[Start of RECORDS TO PROCESS]

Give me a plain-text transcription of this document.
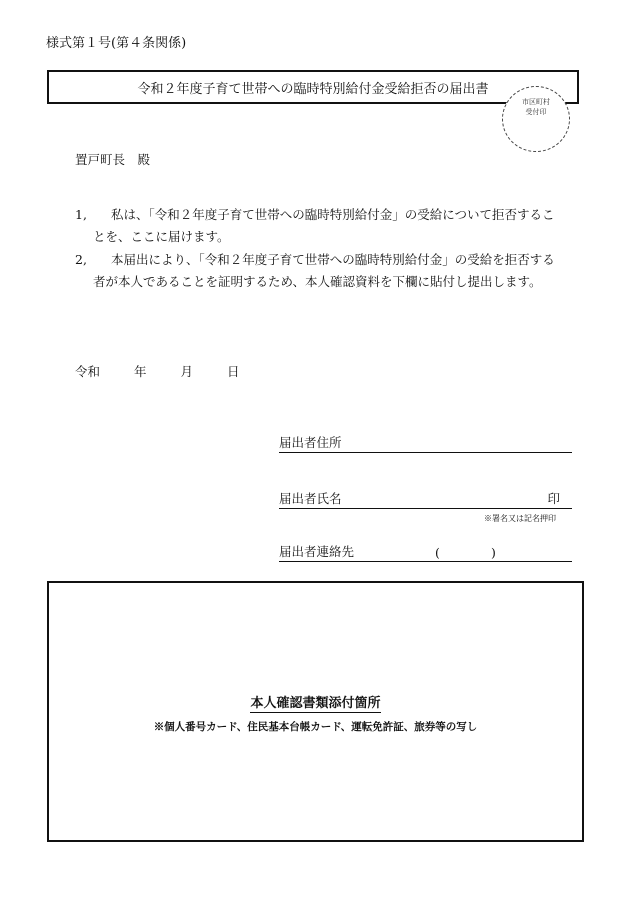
様式第１号(第４条関係)
令和２年度子育て世帯への臨時特別給付金受給拒否の届出書
市区町村
受付印
置戸町長　殿
1,	私は、「令和２年度子育て世帯への臨時特別給付金」の受給について拒否することを、ここに届けます。
2,	本届出により、「令和２年度子育て世帯への臨時特別給付金」の受給を拒否する者が本人であることを証明するため、本人確認資料を下欄に貼付し提出します。
令和	年	月	日
届出者住所
届出者氏名	印
※署名又は記名押印
届出者連絡先	(	)
本人確認書類添付箇所
※個人番号カード、住民基本台帳カード、運転免許証、旅券等の写し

[End of RECORDS TO PROCESS]

▶ _TASK INSTRUCTIONS_
Would you set down the listing exactly, omitting pictures?

▶ _COMPLETE RESPONSE_
Give me a plain-text transcription of this document.
様式第１号(第４条関係)
令和２年度子育て世帯への臨時特別給付金受給拒否の届出書
市区町村
受付印
置戸町長　殿
1,	私は、「令和２年度子育て世帯への臨時特別給付金」の受給について拒否することを、ここに届けます。
2,	本届出により、「令和２年度子育て世帯への臨時特別給付金」の受給を拒否する者が本人であることを証明するため、本人確認資料を下欄に貼付し提出します。
令和	年	月	日
届出者住所
届出者氏名	印
※署名又は記名押印
届出者連絡先	(	)
本人確認書類添付箇所
※個人番号カード、住民基本台帳カード、運転免許証、旅券等の写し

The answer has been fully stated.